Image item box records
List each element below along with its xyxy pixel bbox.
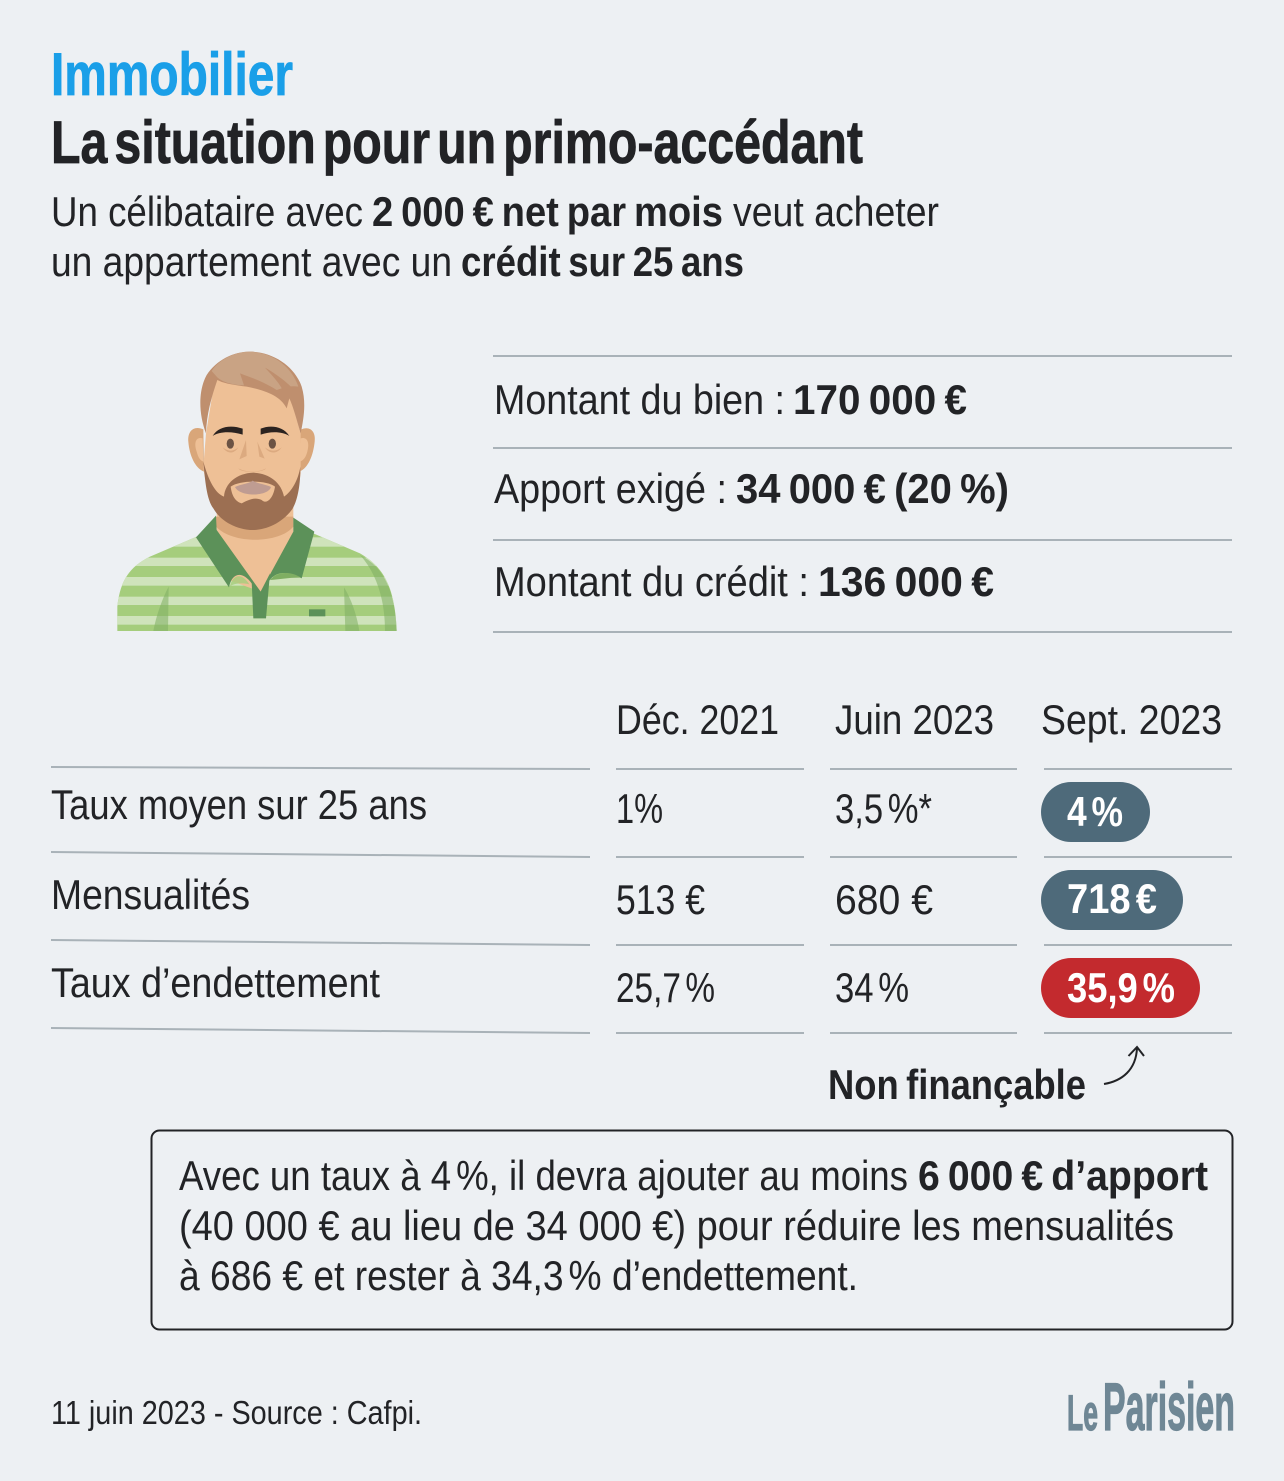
pocket <box>309 609 325 616</box>
row: debt ratio: Taux d’endettement <box>51 959 380 1006</box>
mouth <box>235 481 271 495</box>
row: average rate: Taux moyen sur 25 ans <box>51 781 427 828</box>
row: debt ratio: 35,9 % <box>1067 964 1175 1011</box>
table column headers: Juin 2023 <box>835 696 994 743</box>
row: monthly payments: 513 € <box>616 876 705 923</box>
table column headers: Sept. 2023 <box>1041 696 1222 743</box>
amount of property: 170 000 € <box>793 376 967 423</box>
panel: advice box: (40 000 € au lieu de 34 000 €) pour réduire les mensualités <box>179 1202 1174 1249</box>
loan amount <box>494 558 994 605</box>
title: La situation pour un primo-accédant <box>51 109 863 176</box>
row: average rate <box>51 781 1150 842</box>
row: debt ratio: 34 % <box>835 964 909 1011</box>
loan amount: Montant du crédit : <box>494 558 809 605</box>
row: average rate: 4 % <box>1067 788 1123 835</box>
placket and collar <box>252 573 270 618</box>
row: monthly payments: Mensualités <box>51 871 250 918</box>
logo: Le Parisien <box>1067 1369 1235 1445</box>
panel: advice box: Avec un taux à 4 %, il devra ajouter au moins <box>179 1152 908 1199</box>
amount of property <box>494 376 967 423</box>
neck <box>217 507 293 592</box>
subtitle <box>51 188 939 285</box>
panel: advice box <box>152 1130 1232 1330</box>
shirt shadows <box>153 587 169 631</box>
row: average rate: 1% <box>616 785 663 832</box>
required down payment: Apport exigé : <box>494 465 727 512</box>
callout: not financeable: Non finançable <box>828 1061 1086 1108</box>
heading: Immobilier: Immobilier <box>51 41 293 108</box>
face <box>203 378 301 527</box>
row: average rate: 3,5 %* <box>835 785 932 832</box>
row: debt ratio: 25,7 % <box>616 964 715 1011</box>
eyes <box>227 439 234 449</box>
subtitle: 2 000 € net par mois <box>372 188 723 235</box>
shirt body <box>117 533 397 631</box>
table: rates by date <box>51 696 1232 1033</box>
source: 11 juin 2023 - Source : Cafpi. <box>51 1394 422 1431</box>
amount of property: Montant du bien : <box>494 376 785 423</box>
row: monthly payments <box>51 870 1183 930</box>
ears <box>188 428 204 472</box>
eyebrows <box>213 427 243 436</box>
arrow <box>1104 1047 1144 1084</box>
panel: loan summary <box>493 356 1232 632</box>
icon: bearded man in striped polo <box>113 352 400 631</box>
subtitle: crédit sur 25 ans <box>461 238 744 285</box>
logo: Le Parisien: Le <box>1067 1385 1098 1441</box>
row: debt ratio <box>51 958 1200 1018</box>
subtitle: Un célibataire avec <box>51 188 363 235</box>
row: monthly payments: 718 € <box>1067 875 1157 922</box>
panel: advice box: 6 000 € d’apport <box>918 1152 1208 1199</box>
required down payment <box>494 465 1009 512</box>
table column headers: Déc. 2021 <box>616 696 779 743</box>
hair <box>200 352 304 433</box>
required down payment: 34 000 € (20 %) <box>736 465 1009 512</box>
loan amount: 136 000 € <box>818 558 994 605</box>
nose <box>239 440 247 459</box>
table column headers <box>616 696 1222 743</box>
subtitle: veut acheter <box>733 188 939 235</box>
row: monthly payments: 680 € <box>835 876 933 923</box>
subtitle: un appartement avec un <box>51 238 452 285</box>
beard <box>203 462 300 530</box>
shirt stripes <box>113 537 400 625</box>
panel: advice box: à 686 € et rester à 34,3 % d’endettement. <box>179 1252 858 1299</box>
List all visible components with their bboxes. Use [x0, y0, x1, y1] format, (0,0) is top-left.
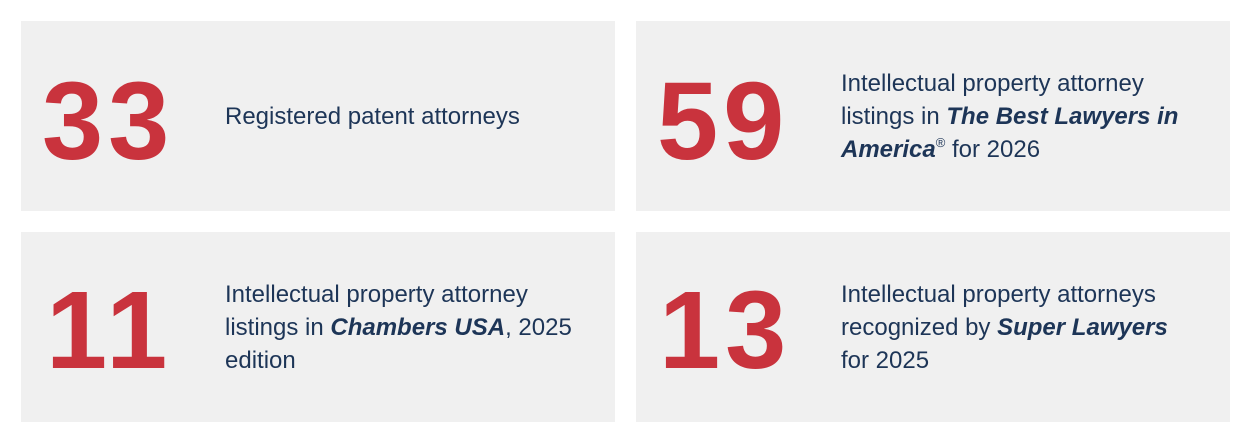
text: registered patent attorneys: Registered patent attorneys — [225, 103, 520, 130]
text: Best Lawyers: Intellectual property attorney listings in The Best Lawyers in America® for 2026 — [841, 70, 1178, 163]
number: 59: 59 — [657, 60, 789, 183]
text: Chambers USA: Intellectual property attorney listings in Chambers USA, 2025 edition — [225, 281, 572, 374]
number: 11: 11 — [46, 269, 172, 392]
panel: registered patent attorneys — [21, 21, 615, 211]
number: 33: 33 — [42, 60, 174, 183]
text: Super Lawyers: Intellectual property attorneys recognized by Super Lawyers for 2025 — [841, 281, 1168, 374]
number: 13: 13 — [659, 269, 791, 392]
panel: Super Lawyers — [636, 232, 1230, 422]
panel: Best Lawyers — [636, 21, 1230, 211]
panel: Chambers USA — [21, 232, 615, 422]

## Short problem
Convert every line of the items above into a Markdown table with the columns Row and Line. Number the rows in order, skip blank lines, and omit the pictures.

## Written answer
| Row | Line |
|---|---|
| 1 | List each element below along with its xyxy pixel bbox. |
| 2 | pocket <box>309 609 325 616</box> |
| 3 | row: debt ratio: Taux d’endettement <box>51 959 380 1006</box> |
| 4 | mouth <box>235 481 271 495</box> |
| 5 | row: average rate: Taux moyen sur 25 ans <box>51 781 427 828</box> |
| 6 | row: debt ratio: 35,9 % <box>1067 964 1175 1011</box> |
| 7 | table column headers: Juin 2023 <box>835 696 994 743</box> |
| 8 | row: monthly payments: 513 € <box>616 876 705 923</box> |
| 9 | table column headers: Sept. 2023 <box>1041 696 1222 743</box> |
| 10 | amount of property: 170 000 € <box>793 376 967 423</box> |
| 11 | panel: advice box: (40 000 € au lieu de 34 000 €) pour réduire les mensualités <box>179 1202 1174 1249</box> |
| 12 | loan amount <box>494 558 994 605</box> |
| 13 | title: La situation pour un primo-accédant <box>51 109 863 176</box> |
| 14 | row: average rate <box>51 781 1150 842</box> |
| 15 | row: debt ratio: 34 % <box>835 964 909 1011</box> |
| 16 | loan amount: Montant du crédit : <box>494 558 809 605</box> |
| 17 | row: average rate: 4 % <box>1067 788 1123 835</box> |
| 18 | placket and collar <box>252 573 270 618</box> |
| 19 | row: monthly payments: Mensualités <box>51 871 250 918</box> |
| 20 | logo: Le Parisien <box>1067 1369 1235 1445</box> |
| 21 | panel: advice box: Avec un taux à 4 %, il devra ajouter au moins <box>179 1152 908 1199</box> |
| 22 | amount of property <box>494 376 967 423</box> |
| 23 | neck <box>217 507 293 592</box> |
| 24 | subtitle <box>51 188 939 285</box> |
| 25 | panel: advice box <box>152 1130 1232 1330</box> |
| 26 | shirt shadows <box>153 587 169 631</box> |
| 27 | row: average rate: 1% <box>616 785 663 832</box> |
| 28 | required down payment: Apport exigé : <box>494 465 727 512</box> |
| 29 | callout: not financeable: Non finançable <box>828 1061 1086 1108</box> |
| 30 | heading: Immobilier: Immobilier <box>51 41 293 108</box> |
| 31 | face <box>203 378 301 527</box> |
| 32 | row: average rate: 3,5 %* <box>835 785 932 832</box> |
| 33 | row: debt ratio: 25,7 % <box>616 964 715 1011</box> |
| 34 | eyes <box>227 439 234 449</box> |
| 35 | subtitle: 2 000 € net par mois <box>372 188 723 235</box> |
| 36 | shirt body <box>117 533 397 631</box> |
| 37 | table: rates by date <box>51 696 1232 1033</box> |
| 38 | source: 11 juin 2023 - Source : Cafpi. <box>51 1394 422 1431</box> |
| 39 | amount of property: Montant du bien : <box>494 376 785 423</box> |
| 40 | row: monthly payments <box>51 870 1183 930</box> |
| 41 | ears <box>188 428 204 472</box> |
| 42 | eyebrows <box>213 427 243 436</box> |
| 43 | arrow <box>1104 1047 1144 1084</box> |
| 44 | panel: loan summary <box>493 356 1232 632</box> |
| 45 | icon: bearded man in striped polo <box>113 352 400 631</box> |
| 46 | subtitle: crédit sur 25 ans <box>461 238 744 285</box> |
| 47 | logo: Le Parisien: Le <box>1067 1385 1098 1441</box> |
| 48 | row: debt ratio <box>51 958 1200 1018</box> |
| 49 | subtitle: Un célibataire avec <box>51 188 363 235</box> |
| 50 | row: monthly payments: 718 € <box>1067 875 1157 922</box> |
| 51 | panel: advice box: 6 000 € d’apport <box>918 1152 1208 1199</box> |
| 52 | required down payment <box>494 465 1009 512</box> |
| 53 | table column headers: Déc. 2021 <box>616 696 779 743</box> |
| 54 | hair <box>200 352 304 433</box> |
| 55 | required down payment: 34 000 € (20 %) <box>736 465 1009 512</box> |
| 56 | loan amount: 136 000 € <box>818 558 994 605</box> |
| 57 | nose <box>239 440 247 459</box> |
| 58 | table column headers <box>616 696 1222 743</box> |
| 59 | subtitle: veut acheter <box>733 188 939 235</box> |
| 60 | row: monthly payments: 680 € <box>835 876 933 923</box> |
| 61 | subtitle: un appartement avec un <box>51 238 452 285</box> |
| 62 | beard <box>203 462 300 530</box> |
| 63 | shirt stripes <box>113 537 400 625</box> |
| 64 | panel: advice box: à 686 € et rester à 34,3 % d’endettement. <box>179 1252 858 1299</box> |
| 65 | List all visible components with their bboxes. Use [x0, y0, x1, y1] format, (0,0) is top-left. |
| 66 | text: registered patent attorneys: Registered patent attorneys — [225, 103, 520, 130] |
| 67 | text: Best Lawyers: Intellectual property attorney listings in The Best Lawyers in America® for 2026 — [841, 70, 1178, 163] |
| 68 | number: 59: 59 — [657, 60, 789, 183] |
| 69 | text: Chambers USA: Intellectual property attorney listings in Chambers USA, 2025 edition — [225, 281, 572, 374] |
| 70 | number: 11: 11 — [46, 269, 172, 392] |
| 71 | panel: registered patent attorneys — [21, 21, 615, 211] |
| 72 | number: 33: 33 — [42, 60, 174, 183] |
| 73 | text: Super Lawyers: Intellectual property attorneys recognized by Super Lawyers for 2025 — [841, 281, 1168, 374] |
| 74 | number: 13: 13 — [659, 269, 791, 392] |
| 75 | panel: Super Lawyers — [636, 232, 1230, 422] |
| 76 | panel: Best Lawyers — [636, 21, 1230, 211] |
| 77 | panel: Chambers USA — [21, 232, 615, 422] |